Copy every line from the material below that holds "Services".

Dataset entries on figures:

********************

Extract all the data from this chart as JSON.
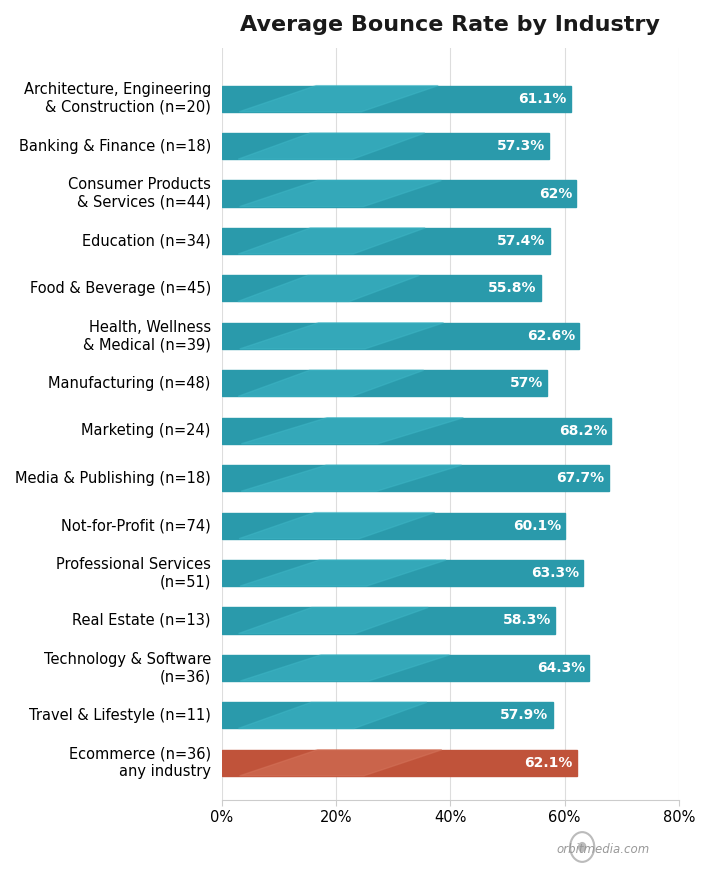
{
  "title": "Average Bounce Rate by Industry",
  "categories": [
    "Architecture, Engineering\n& Construction (n=20)",
    "Banking & Finance (n=18)",
    "Consumer Products\n& Services (n=44)",
    "Education (n=34)",
    "Food & Beverage (n=45)",
    "Health, Wellness\n& Medical (n=39)",
    "Manufacturing (n=48)",
    "Marketing (n=24)",
    "Media & Publishing (n=18)",
    "Not-for-Profit (n=74)",
    "Professional Services\n(n=51)",
    "Real Estate (n=13)",
    "Technology & Software\n(n=36)",
    "Travel & Lifestyle (n=11)",
    "Ecommerce (n=36)\nany industry"
  ],
  "values": [
    61.1,
    57.3,
    62.0,
    57.4,
    55.8,
    62.6,
    57.0,
    68.2,
    67.7,
    60.1,
    63.3,
    58.3,
    64.3,
    57.9,
    62.1
  ],
  "labels": [
    "61.1%",
    "57.3%",
    "62%",
    "57.4%",
    "55.8%",
    "62.6%",
    "57%",
    "68.2%",
    "67.7%",
    "60.1%",
    "63.3%",
    "58.3%",
    "64.3%",
    "57.9%",
    "62.1%"
  ],
  "bar_colors": [
    "#2a9aab",
    "#2a9aab",
    "#2a9aab",
    "#2a9aab",
    "#2a9aab",
    "#2a9aab",
    "#2a9aab",
    "#2a9aab",
    "#2a9aab",
    "#2a9aab",
    "#2a9aab",
    "#2a9aab",
    "#2a9aab",
    "#2a9aab",
    "#c0533a"
  ],
  "stripe_colors": [
    "#3db5c5",
    "#3db5c5",
    "#3db5c5",
    "#3db5c5",
    "#3db5c5",
    "#3db5c5",
    "#3db5c5",
    "#3db5c5",
    "#3db5c5",
    "#3db5c5",
    "#3db5c5",
    "#3db5c5",
    "#3db5c5",
    "#3db5c5",
    "#d4735a"
  ],
  "xlim": [
    0,
    80
  ],
  "xticks": [
    0,
    20,
    40,
    60,
    80
  ],
  "xticklabels": [
    "0%",
    "20%",
    "40%",
    "60%",
    "80%"
  ],
  "background_color": "#ffffff",
  "title_fontsize": 16,
  "label_fontsize": 10.5,
  "tick_fontsize": 10.5,
  "value_fontsize": 10,
  "bar_height": 0.55,
  "watermark": "orbitmedia.com"
}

********************

• [Output]:
    "Consumer Products\n& Services (n=44)",
    "Professional Services\n(n=51)",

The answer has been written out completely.